- [STATED GOAL]
Each entry must appear again exactly as it does in the source.

(Records from a dataset)
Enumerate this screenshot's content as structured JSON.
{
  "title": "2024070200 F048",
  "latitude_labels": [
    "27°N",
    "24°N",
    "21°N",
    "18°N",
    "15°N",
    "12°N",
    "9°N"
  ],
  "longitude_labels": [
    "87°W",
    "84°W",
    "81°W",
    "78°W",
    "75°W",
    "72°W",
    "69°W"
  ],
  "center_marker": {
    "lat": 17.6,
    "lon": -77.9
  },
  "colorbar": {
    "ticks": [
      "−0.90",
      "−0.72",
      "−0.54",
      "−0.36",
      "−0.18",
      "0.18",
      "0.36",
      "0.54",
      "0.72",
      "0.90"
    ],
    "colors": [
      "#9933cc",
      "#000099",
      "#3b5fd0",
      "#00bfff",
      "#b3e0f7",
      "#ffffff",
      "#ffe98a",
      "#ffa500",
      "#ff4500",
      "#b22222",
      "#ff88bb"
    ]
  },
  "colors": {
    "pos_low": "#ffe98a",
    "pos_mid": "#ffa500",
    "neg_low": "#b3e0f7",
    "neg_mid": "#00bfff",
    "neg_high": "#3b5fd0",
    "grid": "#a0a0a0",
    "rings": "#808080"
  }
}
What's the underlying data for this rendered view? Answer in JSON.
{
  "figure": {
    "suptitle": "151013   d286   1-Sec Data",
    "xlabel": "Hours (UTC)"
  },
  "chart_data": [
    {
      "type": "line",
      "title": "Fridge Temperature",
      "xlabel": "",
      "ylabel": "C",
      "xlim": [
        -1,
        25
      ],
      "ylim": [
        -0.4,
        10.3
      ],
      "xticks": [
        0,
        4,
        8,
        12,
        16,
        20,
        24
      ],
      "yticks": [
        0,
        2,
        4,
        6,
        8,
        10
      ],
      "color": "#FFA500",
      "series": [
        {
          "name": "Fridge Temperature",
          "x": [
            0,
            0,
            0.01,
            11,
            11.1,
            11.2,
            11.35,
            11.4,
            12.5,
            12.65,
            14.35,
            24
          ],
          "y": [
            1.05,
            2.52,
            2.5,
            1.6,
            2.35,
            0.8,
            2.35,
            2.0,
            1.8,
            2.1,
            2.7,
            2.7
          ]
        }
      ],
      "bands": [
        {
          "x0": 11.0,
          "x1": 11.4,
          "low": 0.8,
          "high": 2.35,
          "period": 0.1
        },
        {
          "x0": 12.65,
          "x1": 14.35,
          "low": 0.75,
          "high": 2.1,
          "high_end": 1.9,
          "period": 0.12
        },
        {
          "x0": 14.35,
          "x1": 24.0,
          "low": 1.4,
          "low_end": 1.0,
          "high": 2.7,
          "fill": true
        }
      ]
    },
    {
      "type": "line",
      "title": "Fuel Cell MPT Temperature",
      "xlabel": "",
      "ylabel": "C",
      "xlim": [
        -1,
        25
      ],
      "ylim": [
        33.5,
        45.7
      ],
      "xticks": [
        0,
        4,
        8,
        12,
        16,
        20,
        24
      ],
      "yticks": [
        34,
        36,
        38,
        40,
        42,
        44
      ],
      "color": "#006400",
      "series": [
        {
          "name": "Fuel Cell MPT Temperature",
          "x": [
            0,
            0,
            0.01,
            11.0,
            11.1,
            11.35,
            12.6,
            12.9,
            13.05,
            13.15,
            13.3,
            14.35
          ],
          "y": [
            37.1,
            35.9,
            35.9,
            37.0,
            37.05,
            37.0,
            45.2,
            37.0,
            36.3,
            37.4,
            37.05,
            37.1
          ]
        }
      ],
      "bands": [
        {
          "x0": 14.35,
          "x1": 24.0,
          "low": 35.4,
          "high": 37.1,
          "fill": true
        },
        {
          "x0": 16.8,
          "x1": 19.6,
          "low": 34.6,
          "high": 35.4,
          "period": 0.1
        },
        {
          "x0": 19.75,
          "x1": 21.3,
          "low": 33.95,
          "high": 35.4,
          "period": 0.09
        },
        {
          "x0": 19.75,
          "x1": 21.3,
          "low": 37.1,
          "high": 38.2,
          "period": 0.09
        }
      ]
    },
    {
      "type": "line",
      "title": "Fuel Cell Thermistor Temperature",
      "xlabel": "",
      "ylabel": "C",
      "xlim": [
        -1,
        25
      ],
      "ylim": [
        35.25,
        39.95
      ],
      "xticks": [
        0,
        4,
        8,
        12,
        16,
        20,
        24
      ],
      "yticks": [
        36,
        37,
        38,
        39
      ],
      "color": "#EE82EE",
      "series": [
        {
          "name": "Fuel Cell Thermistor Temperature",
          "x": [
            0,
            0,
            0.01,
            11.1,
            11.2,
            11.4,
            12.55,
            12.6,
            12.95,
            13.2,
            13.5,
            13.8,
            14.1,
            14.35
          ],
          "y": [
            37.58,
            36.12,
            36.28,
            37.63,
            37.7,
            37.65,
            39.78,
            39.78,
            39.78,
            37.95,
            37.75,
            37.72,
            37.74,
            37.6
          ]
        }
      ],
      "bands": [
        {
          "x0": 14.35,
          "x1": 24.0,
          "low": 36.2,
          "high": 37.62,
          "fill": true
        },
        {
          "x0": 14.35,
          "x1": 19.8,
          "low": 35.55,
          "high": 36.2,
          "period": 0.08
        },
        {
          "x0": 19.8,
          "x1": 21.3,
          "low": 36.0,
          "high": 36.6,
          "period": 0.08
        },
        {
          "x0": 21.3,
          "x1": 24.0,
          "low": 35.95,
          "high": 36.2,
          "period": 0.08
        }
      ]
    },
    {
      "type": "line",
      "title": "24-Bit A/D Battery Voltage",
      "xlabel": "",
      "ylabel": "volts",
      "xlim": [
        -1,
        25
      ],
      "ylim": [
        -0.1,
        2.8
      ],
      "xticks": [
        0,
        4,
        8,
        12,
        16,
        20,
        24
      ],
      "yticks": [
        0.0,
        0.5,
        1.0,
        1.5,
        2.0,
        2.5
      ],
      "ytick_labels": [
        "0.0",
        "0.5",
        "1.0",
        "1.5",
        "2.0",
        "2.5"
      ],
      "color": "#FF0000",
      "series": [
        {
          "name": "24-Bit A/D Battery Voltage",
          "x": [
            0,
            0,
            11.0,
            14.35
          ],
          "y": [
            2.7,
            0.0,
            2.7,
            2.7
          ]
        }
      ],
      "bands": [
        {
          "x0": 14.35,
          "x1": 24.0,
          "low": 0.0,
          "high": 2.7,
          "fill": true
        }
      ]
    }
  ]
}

- [RESPONSE TO THE EXERCISE]
Enumerate this screenshot's content as structured JSON.
{
  "title": "2024070200 F048",
  "latitude_labels": [
    "27°N",
    "24°N",
    "21°N",
    "18°N",
    "15°N",
    "12°N",
    "9°N"
  ],
  "longitude_labels": [
    "87°W",
    "84°W",
    "81°W",
    "78°W",
    "75°W",
    "72°W",
    "69°W"
  ],
  "center_marker": {
    "lat": 17.6,
    "lon": -77.9
  },
  "colorbar": {
    "ticks": [
      "−0.90",
      "−0.72",
      "−0.54",
      "−0.36",
      "−0.18",
      "0.18",
      "0.36",
      "0.54",
      "0.72",
      "0.90"
    ],
    "colors": [
      "#9933cc",
      "#000099",
      "#3b5fd0",
      "#00bfff",
      "#b3e0f7",
      "#ffffff",
      "#ffe98a",
      "#ffa500",
      "#ff4500",
      "#b22222",
      "#ff88bb"
    ]
  },
  "colors": {
    "pos_low": "#ffe98a",
    "pos_mid": "#ffa500",
    "neg_low": "#b3e0f7",
    "neg_mid": "#00bfff",
    "neg_high": "#3b5fd0",
    "grid": "#a0a0a0",
    "rings": "#808080"
  }
}
What's the underlying data for this rendered view? Answer in JSON.
{
  "figure": {
    "suptitle": "151013   d286   1-Sec Data",
    "xlabel": "Hours (UTC)"
  },
  "chart_data": [
    {
      "type": "line",
      "title": "Fridge Temperature",
      "xlabel": "",
      "ylabel": "C",
      "xlim": [
        -1,
        25
      ],
      "ylim": [
        -0.4,
        10.3
      ],
      "xticks": [
        0,
        4,
        8,
        12,
        16,
        20,
        24
      ],
      "yticks": [
        0,
        2,
        4,
        6,
        8,
        10
      ],
      "color": "#FFA500",
      "series": [
        {
          "name": "Fridge Temperature",
          "x": [
            0,
            0,
            0.01,
            11,
            11.1,
            11.2,
            11.35,
            11.4,
            12.5,
            12.65,
            14.35,
            24
          ],
          "y": [
            1.05,
            2.52,
            2.5,
            1.6,
            2.35,
            0.8,
            2.35,
            2.0,
            1.8,
            2.1,
            2.7,
            2.7
          ]
        }
      ],
      "bands": [
        {
          "x0": 11.0,
          "x1": 11.4,
          "low": 0.8,
          "high": 2.35,
          "period": 0.1
        },
        {
          "x0": 12.65,
          "x1": 14.35,
          "low": 0.75,
          "high": 2.1,
          "high_end": 1.9,
          "period": 0.12
        },
        {
          "x0": 14.35,
          "x1": 24.0,
          "low": 1.4,
          "low_end": 1.0,
          "high": 2.7,
          "fill": true
        }
      ]
    },
    {
      "type": "line",
      "title": "Fuel Cell MPT Temperature",
      "xlabel": "",
      "ylabel": "C",
      "xlim": [
        -1,
        25
      ],
      "ylim": [
        33.5,
        45.7
      ],
      "xticks": [
        0,
        4,
        8,
        12,
        16,
        20,
        24
      ],
      "yticks": [
        34,
        36,
        38,
        40,
        42,
        44
      ],
      "color": "#006400",
      "series": [
        {
          "name": "Fuel Cell MPT Temperature",
          "x": [
            0,
            0,
            0.01,
            11.0,
            11.1,
            11.35,
            12.6,
            12.9,
            13.05,
            13.15,
            13.3,
            14.35
          ],
          "y": [
            37.1,
            35.9,
            35.9,
            37.0,
            37.05,
            37.0,
            45.2,
            37.0,
            36.3,
            37.4,
            37.05,
            37.1
          ]
        }
      ],
      "bands": [
        {
          "x0": 14.35,
          "x1": 24.0,
          "low": 35.4,
          "high": 37.1,
          "fill": true
        },
        {
          "x0": 16.8,
          "x1": 19.6,
          "low": 34.6,
          "high": 35.4,
          "period": 0.1
        },
        {
          "x0": 19.75,
          "x1": 21.3,
          "low": 33.95,
          "high": 35.4,
          "period": 0.09
        },
        {
          "x0": 19.75,
          "x1": 21.3,
          "low": 37.1,
          "high": 38.2,
          "period": 0.09
        }
      ]
    },
    {
      "type": "line",
      "title": "Fuel Cell Thermistor Temperature",
      "xlabel": "",
      "ylabel": "C",
      "xlim": [
        -1,
        25
      ],
      "ylim": [
        35.25,
        39.95
      ],
      "xticks": [
        0,
        4,
        8,
        12,
        16,
        20,
        24
      ],
      "yticks": [
        36,
        37,
        38,
        39
      ],
      "color": "#EE82EE",
      "series": [
        {
          "name": "Fuel Cell Thermistor Temperature",
          "x": [
            0,
            0,
            0.01,
            11.1,
            11.2,
            11.4,
            12.55,
            12.6,
            12.95,
            13.2,
            13.5,
            13.8,
            14.1,
            14.35
          ],
          "y": [
            37.58,
            36.12,
            36.28,
            37.63,
            37.7,
            37.65,
            39.78,
            39.78,
            39.78,
            37.95,
            37.75,
            37.72,
            37.74,
            37.6
          ]
        }
      ],
      "bands": [
        {
          "x0": 14.35,
          "x1": 24.0,
          "low": 36.2,
          "high": 37.62,
          "fill": true
        },
        {
          "x0": 14.35,
          "x1": 19.8,
          "low": 35.55,
          "high": 36.2,
          "period": 0.08
        },
        {
          "x0": 19.8,
          "x1": 21.3,
          "low": 36.0,
          "high": 36.6,
          "period": 0.08
        },
        {
          "x0": 21.3,
          "x1": 24.0,
          "low": 35.95,
          "high": 36.2,
          "period": 0.08
        }
      ]
    },
    {
      "type": "line",
      "title": "24-Bit A/D Battery Voltage",
      "xlabel": "",
      "ylabel": "volts",
      "xlim": [
        -1,
        25
      ],
      "ylim": [
        -0.1,
        2.8
      ],
      "xticks": [
        0,
        4,
        8,
        12,
        16,
        20,
        24
      ],
      "yticks": [
        0.0,
        0.5,
        1.0,
        1.5,
        2.0,
        2.5
      ],
      "ytick_labels": [
        "0.0",
        "0.5",
        "1.0",
        "1.5",
        "2.0",
        "2.5"
      ],
      "color": "#FF0000",
      "series": [
        {
          "name": "24-Bit A/D Battery Voltage",
          "x": [
            0,
            0,
            11.0,
            14.35
          ],
          "y": [
            2.7,
            0.0,
            2.7,
            2.7
          ]
        }
      ],
      "bands": [
        {
          "x0": 14.35,
          "x1": 24.0,
          "low": 0.0,
          "high": 2.7,
          "fill": true
        }
      ]
    }
  ]
}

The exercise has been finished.